## BEGIN INPUT FOR THIS TASK

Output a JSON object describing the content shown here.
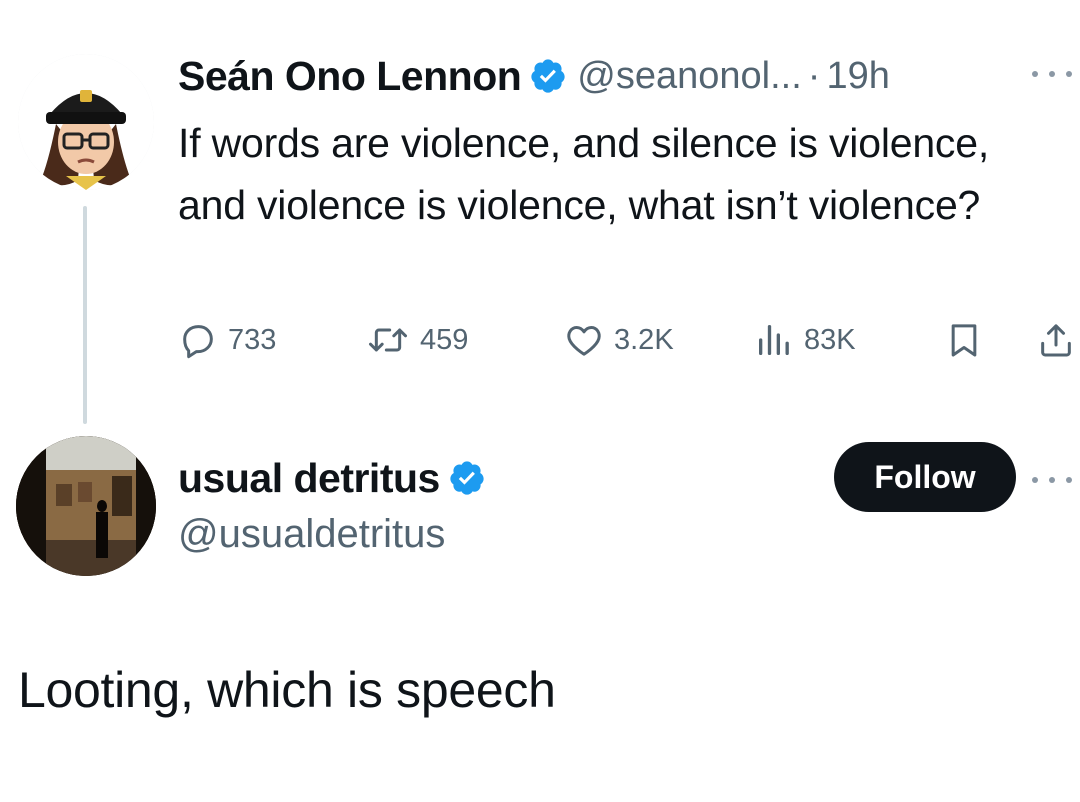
{
  "colors": {
    "verified": "#1d9bf0",
    "secondary_text": "#536471",
    "thread_line": "#cfd9de",
    "follow_button": "#0f1419"
  },
  "tweet": {
    "author_name": "Seán Ono Lennon",
    "author_handle": "@seanonol...",
    "separator": "·",
    "time": "19h",
    "text": "If words are violence, and silence is violence, and violence is violence, what isn’t violence?",
    "actions": {
      "replies": "733",
      "reposts": "459",
      "likes": "3.2K",
      "views": "83K"
    },
    "icons": [
      "reply-icon",
      "repost-icon",
      "like-icon",
      "views-icon",
      "bookmark-icon",
      "share-icon"
    ]
  },
  "reply": {
    "author_name": "usual detritus",
    "author_handle": "@usualdetritus",
    "follow_label": "Follow",
    "text": "Looting, which is speech"
  }
}
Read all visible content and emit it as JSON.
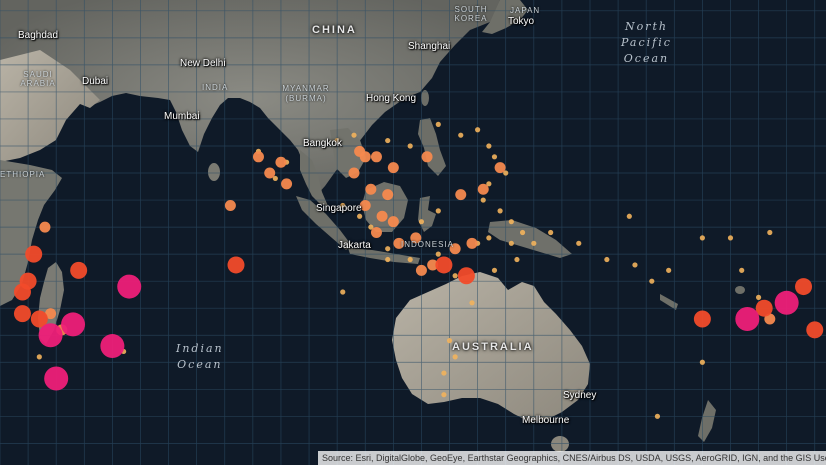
{
  "map": {
    "cities": [
      {
        "name": "Baghdad"
      },
      {
        "name": "Dubai"
      },
      {
        "name": "New Delhi"
      },
      {
        "name": "Mumbai"
      },
      {
        "name": "Bangkok"
      },
      {
        "name": "Singapore"
      },
      {
        "name": "Jakarta"
      },
      {
        "name": "Hong Kong"
      },
      {
        "name": "Shanghai"
      },
      {
        "name": "Tokyo"
      },
      {
        "name": "Sydney"
      },
      {
        "name": "Melbourne"
      }
    ],
    "countries": {
      "china": "CHINA",
      "india": "INDIA",
      "australia": "AUSTRALIA",
      "indonesia": "INDONESIA",
      "myanmar": "MYANMAR (BURMA)",
      "south_korea": "SOUTH KOREA",
      "japan": "JAPAN",
      "saudi_arabia": "SAUDI ARABIA",
      "ethiopia": "ETHIOPIA"
    },
    "oceans": {
      "indian": [
        "Indian",
        "Ocean"
      ],
      "north_pacific": [
        "North",
        "Pacific",
        "Ocean"
      ]
    },
    "marker_colors": {
      "small": "#f2b35c",
      "medium": "#f5894e",
      "large": "#f24b2a",
      "xlarge": "#ee1f78"
    },
    "markers": [
      {
        "lon": 44,
        "lat": -20,
        "size": "xlarge"
      },
      {
        "lon": 48,
        "lat": -18,
        "size": "xlarge"
      },
      {
        "lon": 55,
        "lat": -22,
        "size": "xlarge"
      },
      {
        "lon": 58,
        "lat": -11,
        "size": "xlarge"
      },
      {
        "lon": 45,
        "lat": -28,
        "size": "xlarge"
      },
      {
        "lon": 40,
        "lat": -10,
        "size": "large"
      },
      {
        "lon": 39,
        "lat": -16,
        "size": "large"
      },
      {
        "lon": 42,
        "lat": -17,
        "size": "large"
      },
      {
        "lon": 41,
        "lat": -5,
        "size": "large"
      },
      {
        "lon": 39,
        "lat": -12,
        "size": "large"
      },
      {
        "lon": 49,
        "lat": -8,
        "size": "large"
      },
      {
        "lon": 77,
        "lat": -7,
        "size": "large"
      },
      {
        "lon": 44,
        "lat": -16,
        "size": "medium"
      },
      {
        "lon": 46,
        "lat": -19,
        "size": "medium"
      },
      {
        "lon": 43,
        "lat": 0,
        "size": "medium"
      },
      {
        "lon": 76,
        "lat": 4,
        "size": "medium"
      },
      {
        "lon": 81,
        "lat": 13,
        "size": "medium"
      },
      {
        "lon": 83,
        "lat": 10,
        "size": "medium"
      },
      {
        "lon": 85,
        "lat": 12,
        "size": "medium"
      },
      {
        "lon": 86,
        "lat": 8,
        "size": "medium"
      },
      {
        "lon": 98,
        "lat": 10,
        "size": "medium"
      },
      {
        "lon": 99,
        "lat": 14,
        "size": "medium"
      },
      {
        "lon": 100,
        "lat": 13,
        "size": "medium"
      },
      {
        "lon": 102,
        "lat": 13,
        "size": "medium"
      },
      {
        "lon": 105,
        "lat": 11,
        "size": "medium"
      },
      {
        "lon": 111,
        "lat": 13,
        "size": "medium"
      },
      {
        "lon": 101,
        "lat": 7,
        "size": "medium"
      },
      {
        "lon": 104,
        "lat": 6,
        "size": "medium"
      },
      {
        "lon": 100,
        "lat": 4,
        "size": "medium"
      },
      {
        "lon": 103,
        "lat": 2,
        "size": "medium"
      },
      {
        "lon": 105,
        "lat": 1,
        "size": "medium"
      },
      {
        "lon": 102,
        "lat": -1,
        "size": "medium"
      },
      {
        "lon": 106,
        "lat": -3,
        "size": "medium"
      },
      {
        "lon": 109,
        "lat": -2,
        "size": "medium"
      },
      {
        "lon": 110,
        "lat": -8,
        "size": "medium"
      },
      {
        "lon": 116,
        "lat": -4,
        "size": "medium"
      },
      {
        "lon": 119,
        "lat": -3,
        "size": "medium"
      },
      {
        "lon": 117,
        "lat": 6,
        "size": "medium"
      },
      {
        "lon": 121,
        "lat": 7,
        "size": "medium"
      },
      {
        "lon": 124,
        "lat": 11,
        "size": "medium"
      },
      {
        "lon": 112,
        "lat": -7,
        "size": "medium"
      },
      {
        "lon": 114,
        "lat": -7,
        "size": "large"
      },
      {
        "lon": 118,
        "lat": -9,
        "size": "large"
      },
      {
        "lon": 168,
        "lat": -17,
        "size": "xlarge"
      },
      {
        "lon": 175,
        "lat": -14,
        "size": "xlarge"
      },
      {
        "lon": 160,
        "lat": -17,
        "size": "large"
      },
      {
        "lon": 171,
        "lat": -15,
        "size": "large"
      },
      {
        "lon": 178,
        "lat": -11,
        "size": "large"
      },
      {
        "lon": 180,
        "lat": -19,
        "size": "large"
      },
      {
        "lon": 172,
        "lat": -17,
        "size": "medium"
      },
      {
        "lon": 81,
        "lat": 14,
        "size": "small"
      },
      {
        "lon": 84,
        "lat": 9,
        "size": "small"
      },
      {
        "lon": 86,
        "lat": 12,
        "size": "small"
      },
      {
        "lon": 95,
        "lat": 16,
        "size": "small"
      },
      {
        "lon": 98,
        "lat": 17,
        "size": "small"
      },
      {
        "lon": 104,
        "lat": 16,
        "size": "small"
      },
      {
        "lon": 108,
        "lat": 15,
        "size": "small"
      },
      {
        "lon": 113,
        "lat": 19,
        "size": "small"
      },
      {
        "lon": 117,
        "lat": 17,
        "size": "small"
      },
      {
        "lon": 120,
        "lat": 18,
        "size": "small"
      },
      {
        "lon": 122,
        "lat": 15,
        "size": "small"
      },
      {
        "lon": 123,
        "lat": 13,
        "size": "small"
      },
      {
        "lon": 125,
        "lat": 10,
        "size": "small"
      },
      {
        "lon": 122,
        "lat": 8,
        "size": "small"
      },
      {
        "lon": 121,
        "lat": 5,
        "size": "small"
      },
      {
        "lon": 124,
        "lat": 3,
        "size": "small"
      },
      {
        "lon": 126,
        "lat": 1,
        "size": "small"
      },
      {
        "lon": 128,
        "lat": -1,
        "size": "small"
      },
      {
        "lon": 122,
        "lat": -2,
        "size": "small"
      },
      {
        "lon": 120,
        "lat": -3,
        "size": "small"
      },
      {
        "lon": 126,
        "lat": -3,
        "size": "small"
      },
      {
        "lon": 130,
        "lat": -3,
        "size": "small"
      },
      {
        "lon": 127,
        "lat": -6,
        "size": "small"
      },
      {
        "lon": 123,
        "lat": -8,
        "size": "small"
      },
      {
        "lon": 119,
        "lat": -9,
        "size": "small"
      },
      {
        "lon": 116,
        "lat": -9,
        "size": "small"
      },
      {
        "lon": 113,
        "lat": -5,
        "size": "small"
      },
      {
        "lon": 108,
        "lat": -6,
        "size": "small"
      },
      {
        "lon": 104,
        "lat": -6,
        "size": "small"
      },
      {
        "lon": 104,
        "lat": -4,
        "size": "small"
      },
      {
        "lon": 99,
        "lat": 2,
        "size": "small"
      },
      {
        "lon": 96,
        "lat": 4,
        "size": "small"
      },
      {
        "lon": 101,
        "lat": 0,
        "size": "small"
      },
      {
        "lon": 110,
        "lat": 1,
        "size": "small"
      },
      {
        "lon": 113,
        "lat": 3,
        "size": "small"
      },
      {
        "lon": 96,
        "lat": -12,
        "size": "small"
      },
      {
        "lon": 119,
        "lat": -14,
        "size": "small"
      },
      {
        "lon": 115,
        "lat": -21,
        "size": "small"
      },
      {
        "lon": 116,
        "lat": -24,
        "size": "small"
      },
      {
        "lon": 114,
        "lat": -27,
        "size": "small"
      },
      {
        "lon": 114,
        "lat": -31,
        "size": "small"
      },
      {
        "lon": 133,
        "lat": -1,
        "size": "small"
      },
      {
        "lon": 138,
        "lat": -3,
        "size": "small"
      },
      {
        "lon": 143,
        "lat": -6,
        "size": "small"
      },
      {
        "lon": 148,
        "lat": -7,
        "size": "small"
      },
      {
        "lon": 151,
        "lat": -10,
        "size": "small"
      },
      {
        "lon": 154,
        "lat": -8,
        "size": "small"
      },
      {
        "lon": 160,
        "lat": -25,
        "size": "small"
      },
      {
        "lon": 152,
        "lat": -35,
        "size": "small"
      },
      {
        "lon": 160,
        "lat": -2,
        "size": "small"
      },
      {
        "lon": 165,
        "lat": -2,
        "size": "small"
      },
      {
        "lon": 172,
        "lat": -1,
        "size": "small"
      },
      {
        "lon": 167,
        "lat": -8,
        "size": "small"
      },
      {
        "lon": 147,
        "lat": 2,
        "size": "small"
      },
      {
        "lon": 57,
        "lat": -23,
        "size": "small"
      },
      {
        "lon": 42,
        "lat": -24,
        "size": "small"
      },
      {
        "lon": 170,
        "lat": -13,
        "size": "small"
      }
    ],
    "attribution": "Source: Esri, DigitalGlobe, GeoEye, Earthstar Geographics, CNES/Airbus DS, USDA, USGS, AeroGRID, IGN, and the GIS User Community"
  }
}
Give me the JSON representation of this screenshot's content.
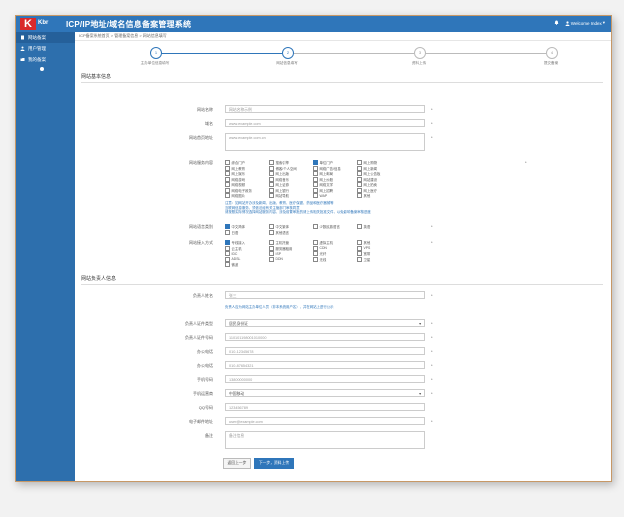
{
  "header": {
    "logo_letter": "K",
    "logo_text": "Kbr",
    "system_title": "ICP/IP地址/域名信息备案管理系统",
    "bell_icon": "bell-icon",
    "user_label": "Welcome Index"
  },
  "sidebar": {
    "items": [
      {
        "label": "网站备案",
        "icon": "file-icon"
      },
      {
        "label": "用户管理",
        "icon": "user-icon"
      },
      {
        "label": "我的备案",
        "icon": "folder-icon"
      }
    ]
  },
  "breadcrumb": "ICP备案系统首页 > 管理备案信息 > 网站信息填写",
  "steps": [
    {
      "label": "主办单位信息填写",
      "number": "1"
    },
    {
      "label": "网站信息填写",
      "number": "2"
    },
    {
      "label": "资料上传",
      "number": "3"
    },
    {
      "label": "提交备案",
      "number": "4"
    }
  ],
  "site_info": {
    "section_title": "网站基本信息",
    "site_name_label": "网站名称",
    "site_name_value": "网站名称示例",
    "domain_label": "域名",
    "domain_value": "www.example.com",
    "home_url_label": "网站首页地址",
    "home_url_value": "www.example.com.cn",
    "service_label": "网站服务内容",
    "service_options": [
      {
        "label": "综合门户",
        "checked": false
      },
      {
        "label": "搜索引擎",
        "checked": false
      },
      {
        "label": "单位门户",
        "checked": true
      },
      {
        "label": "网上购物",
        "checked": false
      },
      {
        "label": "网上教育",
        "checked": false
      },
      {
        "label": "博客/个人空间",
        "checked": false
      },
      {
        "label": "网络广告/信息",
        "checked": false
      },
      {
        "label": "网上新闻",
        "checked": false
      },
      {
        "label": "网上娱乐",
        "checked": false
      },
      {
        "label": "网上出版",
        "checked": false
      },
      {
        "label": "网上邮局",
        "checked": false
      },
      {
        "label": "网上公告板",
        "checked": false
      },
      {
        "label": "网络游戏",
        "checked": false
      },
      {
        "label": "网络音乐",
        "checked": false
      },
      {
        "label": "网上炒股",
        "checked": false
      },
      {
        "label": "网站建设",
        "checked": false
      },
      {
        "label": "网络视频",
        "checked": false
      },
      {
        "label": "网上证券",
        "checked": false
      },
      {
        "label": "网络文学",
        "checked": false
      },
      {
        "label": "网上拍卖",
        "checked": false
      },
      {
        "label": "网络电子政务",
        "checked": false
      },
      {
        "label": "网上银行",
        "checked": false
      },
      {
        "label": "网上招聘",
        "checked": false
      },
      {
        "label": "网上医疗",
        "checked": false
      },
      {
        "label": "网络图片",
        "checked": false
      },
      {
        "label": "网站导航",
        "checked": false
      },
      {
        "label": "WAP",
        "checked": false
      },
      {
        "label": "其他",
        "checked": false
      }
    ],
    "service_note_1": "注意：如网站开办涉及新闻、出版、教育、医疗保健、药品和医疗器械等",
    "service_note_2": "互联网信息服务，须依法经有关主管部门审核同意",
    "service_note_3": "请按照实际情况选择网站服务内容，涉及前置审批的请上传相关批准文件，以免影响备案审核进度",
    "language_label": "网站语言类别",
    "language_options": [
      {
        "label": "中文简体",
        "checked": true
      },
      {
        "label": "中文繁体",
        "checked": false
      },
      {
        "label": "少数民族语言",
        "checked": false
      },
      {
        "label": "英语",
        "checked": false
      },
      {
        "label": "日语",
        "checked": false
      },
      {
        "label": "其他语言",
        "checked": false
      }
    ],
    "access_label": "网站接入方式",
    "access_options": [
      {
        "label": "专线接入",
        "checked": true
      },
      {
        "label": "主机托管",
        "checked": false
      },
      {
        "label": "虚拟主机",
        "checked": false
      },
      {
        "label": "其他",
        "checked": false
      },
      {
        "label": "云主机",
        "checked": false
      },
      {
        "label": "服务器租用",
        "checked": false
      },
      {
        "label": "CDN",
        "checked": false
      },
      {
        "label": "VPS",
        "checked": false
      },
      {
        "label": "IDC",
        "checked": false
      },
      {
        "label": "ISP",
        "checked": false
      },
      {
        "label": "光纤",
        "checked": false
      },
      {
        "label": "宽带",
        "checked": false
      },
      {
        "label": "ADSL",
        "checked": false
      },
      {
        "label": "DDN",
        "checked": false
      },
      {
        "label": "无线",
        "checked": false
      },
      {
        "label": "卫星",
        "checked": false
      },
      {
        "label": "微波",
        "checked": false
      }
    ]
  },
  "owner_info": {
    "section_title": "网站负责人信息",
    "name_label": "负责人姓名",
    "name_value": "张三",
    "name_note": "负责人应为网站主办单位人员（非本系统用户名），并在网站上进行公示",
    "id_type_label": "负责人证件类型",
    "id_type_value": "居民身份证",
    "id_number_label": "负责人证件号码",
    "id_number_value": "110101198001010000",
    "office_phone_label": "办公电话",
    "office_phone_value": "010-12345678",
    "home_phone_label": "办公电话",
    "home_phone_value": "010-87654321",
    "mobile_label": "手机号码",
    "mobile_value": "13800000000",
    "carrier_label": "手机运营商",
    "carrier_value": "中国移动",
    "qq_label": "QQ号码",
    "qq_value": "123456789",
    "email_label": "电子邮件地址",
    "email_value": "user@example.com",
    "remark_label": "备注",
    "remark_value": "备注信息"
  },
  "buttons": {
    "prev": "返回上一步",
    "next": "下一步，资料上传"
  }
}
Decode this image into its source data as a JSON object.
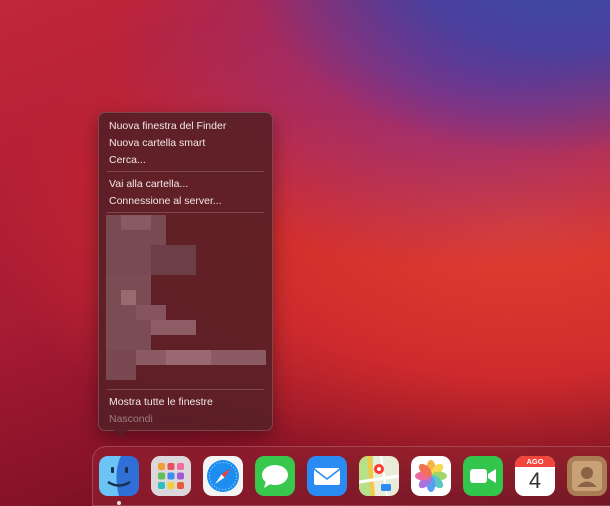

## END INPUT FOR THIS TASK

• _THE REQUEST_:
Copy out each line of the records that holds the string "办公电话".

• _WRITTEN REPLY_:
    "office_phone_label": "办公电话",
    "home_phone_label": "办公电话",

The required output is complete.